====== EXTRACTED RECORDS ======
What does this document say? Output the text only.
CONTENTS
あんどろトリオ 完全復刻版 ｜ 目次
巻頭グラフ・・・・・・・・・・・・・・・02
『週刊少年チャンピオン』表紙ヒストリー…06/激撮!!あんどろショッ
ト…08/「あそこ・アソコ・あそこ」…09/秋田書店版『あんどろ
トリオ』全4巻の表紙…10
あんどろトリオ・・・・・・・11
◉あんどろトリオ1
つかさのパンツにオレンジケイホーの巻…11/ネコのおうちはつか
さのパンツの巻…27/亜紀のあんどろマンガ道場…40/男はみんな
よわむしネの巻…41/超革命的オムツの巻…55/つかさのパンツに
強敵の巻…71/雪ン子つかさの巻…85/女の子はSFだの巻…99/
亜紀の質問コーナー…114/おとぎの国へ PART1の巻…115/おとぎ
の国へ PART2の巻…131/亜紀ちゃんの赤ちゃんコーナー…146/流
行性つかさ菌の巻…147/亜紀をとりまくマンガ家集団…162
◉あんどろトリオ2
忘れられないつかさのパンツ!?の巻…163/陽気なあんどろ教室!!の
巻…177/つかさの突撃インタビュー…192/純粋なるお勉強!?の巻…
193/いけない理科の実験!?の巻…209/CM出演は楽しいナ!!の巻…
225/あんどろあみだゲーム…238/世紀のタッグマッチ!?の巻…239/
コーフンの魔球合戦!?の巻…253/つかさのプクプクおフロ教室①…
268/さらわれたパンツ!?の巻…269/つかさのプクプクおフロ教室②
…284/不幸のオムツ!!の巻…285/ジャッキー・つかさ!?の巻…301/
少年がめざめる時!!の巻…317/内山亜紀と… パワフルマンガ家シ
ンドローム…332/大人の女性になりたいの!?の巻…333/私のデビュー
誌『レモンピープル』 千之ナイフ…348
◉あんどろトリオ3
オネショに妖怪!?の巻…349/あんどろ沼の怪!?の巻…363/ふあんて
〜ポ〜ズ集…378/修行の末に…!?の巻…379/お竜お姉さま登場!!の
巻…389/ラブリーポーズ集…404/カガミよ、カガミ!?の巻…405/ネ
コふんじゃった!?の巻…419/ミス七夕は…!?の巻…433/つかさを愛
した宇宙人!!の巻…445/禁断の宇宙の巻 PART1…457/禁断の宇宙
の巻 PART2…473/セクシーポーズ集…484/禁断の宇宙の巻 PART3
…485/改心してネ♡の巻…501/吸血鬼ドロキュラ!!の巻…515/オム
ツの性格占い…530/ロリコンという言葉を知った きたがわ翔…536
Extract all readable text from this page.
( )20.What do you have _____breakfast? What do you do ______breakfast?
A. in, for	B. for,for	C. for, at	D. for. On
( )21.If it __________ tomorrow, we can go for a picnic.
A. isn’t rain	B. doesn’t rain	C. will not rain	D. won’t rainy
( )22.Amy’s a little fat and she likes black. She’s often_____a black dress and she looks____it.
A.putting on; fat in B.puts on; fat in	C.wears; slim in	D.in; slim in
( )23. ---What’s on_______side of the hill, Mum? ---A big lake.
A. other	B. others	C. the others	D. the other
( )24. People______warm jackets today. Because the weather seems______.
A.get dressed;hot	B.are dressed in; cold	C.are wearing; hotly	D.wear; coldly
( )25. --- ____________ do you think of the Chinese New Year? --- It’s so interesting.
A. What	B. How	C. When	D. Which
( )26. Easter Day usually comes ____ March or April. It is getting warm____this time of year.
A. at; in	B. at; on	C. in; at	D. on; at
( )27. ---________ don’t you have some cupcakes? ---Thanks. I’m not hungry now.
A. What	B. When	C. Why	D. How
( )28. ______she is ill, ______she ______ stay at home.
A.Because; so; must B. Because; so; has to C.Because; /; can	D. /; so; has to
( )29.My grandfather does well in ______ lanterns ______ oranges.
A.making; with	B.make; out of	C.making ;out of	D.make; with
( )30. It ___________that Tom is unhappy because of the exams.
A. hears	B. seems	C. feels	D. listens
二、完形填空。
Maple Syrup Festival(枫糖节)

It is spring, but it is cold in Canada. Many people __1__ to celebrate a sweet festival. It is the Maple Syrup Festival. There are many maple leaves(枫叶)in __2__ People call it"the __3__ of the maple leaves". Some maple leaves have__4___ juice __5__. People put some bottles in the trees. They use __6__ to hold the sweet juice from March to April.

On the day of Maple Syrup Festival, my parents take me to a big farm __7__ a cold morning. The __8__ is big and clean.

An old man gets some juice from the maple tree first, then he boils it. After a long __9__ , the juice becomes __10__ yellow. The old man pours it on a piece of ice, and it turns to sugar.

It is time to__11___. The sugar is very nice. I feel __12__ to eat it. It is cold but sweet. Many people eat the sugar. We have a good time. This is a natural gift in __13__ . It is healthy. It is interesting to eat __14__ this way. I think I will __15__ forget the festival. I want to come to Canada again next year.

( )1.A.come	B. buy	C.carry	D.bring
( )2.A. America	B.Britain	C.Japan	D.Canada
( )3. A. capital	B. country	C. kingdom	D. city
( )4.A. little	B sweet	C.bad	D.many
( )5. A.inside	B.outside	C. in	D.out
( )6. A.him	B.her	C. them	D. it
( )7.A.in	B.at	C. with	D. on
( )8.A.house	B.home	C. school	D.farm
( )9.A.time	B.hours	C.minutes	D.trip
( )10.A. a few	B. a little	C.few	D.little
======
_AIM OF THE TASK_:
Transcribe the records above exactly as they appear.

_EXERCISE RESPONSE_:
What does this document say? Output the text only.
CONTENTS
あんどろトリオ 完全復刻版 ｜ 目次
巻頭グラフ・・・・・・・・・・・・・・・02
『週刊少年チャンピオン』表紙ヒストリー…06/激撮!!あんどろショッ
ト…08/「あそこ・アソコ・あそこ」…09/秋田書店版『あんどろ
トリオ』全4巻の表紙…10
あんどろトリオ・・・・・・・11
◉あんどろトリオ1
つかさのパンツにオレンジケイホーの巻…11/ネコのおうちはつか
さのパンツの巻…27/亜紀のあんどろマンガ道場…40/男はみんな
よわむしネの巻…41/超革命的オムツの巻…55/つかさのパンツに
強敵の巻…71/雪ン子つかさの巻…85/女の子はSFだの巻…99/
亜紀の質問コーナー…114/おとぎの国へ PART1の巻…115/おとぎ
の国へ PART2の巻…131/亜紀ちゃんの赤ちゃんコーナー…146/流
行性つかさ菌の巻…147/亜紀をとりまくマンガ家集団…162
◉あんどろトリオ2
忘れられないつかさのパンツ!?の巻…163/陽気なあんどろ教室!!の
巻…177/つかさの突撃インタビュー…192/純粋なるお勉強!?の巻…
193/いけない理科の実験!?の巻…209/CM出演は楽しいナ!!の巻…
225/あんどろあみだゲーム…238/世紀のタッグマッチ!?の巻…239/
コーフンの魔球合戦!?の巻…253/つかさのプクプクおフロ教室①…
268/さらわれたパンツ!?の巻…269/つかさのプクプクおフロ教室②
…284/不幸のオムツ!!の巻…285/ジャッキー・つかさ!?の巻…301/
少年がめざめる時!!の巻…317/内山亜紀と… パワフルマンガ家シ
ンドローム…332/大人の女性になりたいの!?の巻…333/私のデビュー
誌『レモンピープル』 千之ナイフ…348
◉あんどろトリオ3
オネショに妖怪!?の巻…349/あんどろ沼の怪!?の巻…363/ふあんて
〜ポ〜ズ集…378/修行の末に…!?の巻…379/お竜お姉さま登場!!の
巻…389/ラブリーポーズ集…404/カガミよ、カガミ!?の巻…405/ネ
コふんじゃった!?の巻…419/ミス七夕は…!?の巻…433/つかさを愛
した宇宙人!!の巻…445/禁断の宇宙の巻 PART1…457/禁断の宇宙
の巻 PART2…473/セクシーポーズ集…484/禁断の宇宙の巻 PART3
…485/改心してネ♡の巻…501/吸血鬼ドロキュラ!!の巻…515/オム
ツの性格占い…530/ロリコンという言葉を知った きたがわ翔…536
Extract all readable text from this page.
( )20.What do you have _____breakfast? What do you do ______breakfast?
A. in, for	B. for,for	C. for, at	D. for. On
( )21.If it __________ tomorrow, we can go for a picnic.
A. isn’t rain	B. doesn’t rain	C. will not rain	D. won’t rainy
( )22.Amy’s a little fat and she likes black. She’s often_____a black dress and she looks____it.
A.putting on; fat in B.puts on; fat in	C.wears; slim in	D.in; slim in
( )23. ---What’s on_______side of the hill, Mum? ---A big lake.
A. other	B. others	C. the others	D. the other
( )24. People______warm jackets today. Because the weather seems______.
A.get dressed;hot	B.are dressed in; cold	C.are wearing; hotly	D.wear; coldly
( )25. --- ____________ do you think of the Chinese New Year? --- It’s so interesting.
A. What	B. How	C. When	D. Which
( )26. Easter Day usually comes ____ March or April. It is getting warm____this time of year.
A. at; in	B. at; on	C. in; at	D. on; at
( )27. ---________ don’t you have some cupcakes? ---Thanks. I’m not hungry now.
A. What	B. When	C. Why	D. How
( )28. ______she is ill, ______she ______ stay at home.
A.Because; so; must B. Because; so; has to C.Because; /; can	D. /; so; has to
( )29.My grandfather does well in ______ lanterns ______ oranges.
A.making; with	B.make; out of	C.making ;out of	D.make; with
( )30. It ___________that Tom is unhappy because of the exams.
A. hears	B. seems	C. feels	D. listens
二、完形填空。
Maple Syrup Festival(枫糖节)

It is spring, but it is cold in Canada. Many people __1__ to celebrate a sweet festival. It is the Maple Syrup Festival. There are many maple leaves(枫叶)in __2__ People call it"the __3__ of the maple leaves". Some maple leaves have__4___ juice __5__. People put some bottles in the trees. They use __6__ to hold the sweet juice from March to April.

On the day of Maple Syrup Festival, my parents take me to a big farm __7__ a cold morning. The __8__ is big and clean.

An old man gets some juice from the maple tree first, then he boils it. After a long __9__ , the juice becomes __10__ yellow. The old man pours it on a piece of ice, and it turns to sugar.

It is time to__11___. The sugar is very nice. I feel __12__ to eat it. It is cold but sweet. Many people eat the sugar. We have a good time. This is a natural gift in __13__ . It is healthy. It is interesting to eat __14__ this way. I think I will __15__ forget the festival. I want to come to Canada again next year.

( )1.A.come	B. buy	C.carry	D.bring
( )2.A. America	B.Britain	C.Japan	D.Canada
( )3. A. capital	B. country	C. kingdom	D. city
( )4.A. little	B sweet	C.bad	D.many
( )5. A.inside	B.outside	C. in	D.out
( )6. A.him	B.her	C. them	D. it
( )7.A.in	B.at	C. with	D. on
( )8.A.house	B.home	C. school	D.farm
( )9.A.time	B.hours	C.minutes	D.trip
( )10.A. a few	B. a little	C.few	D.little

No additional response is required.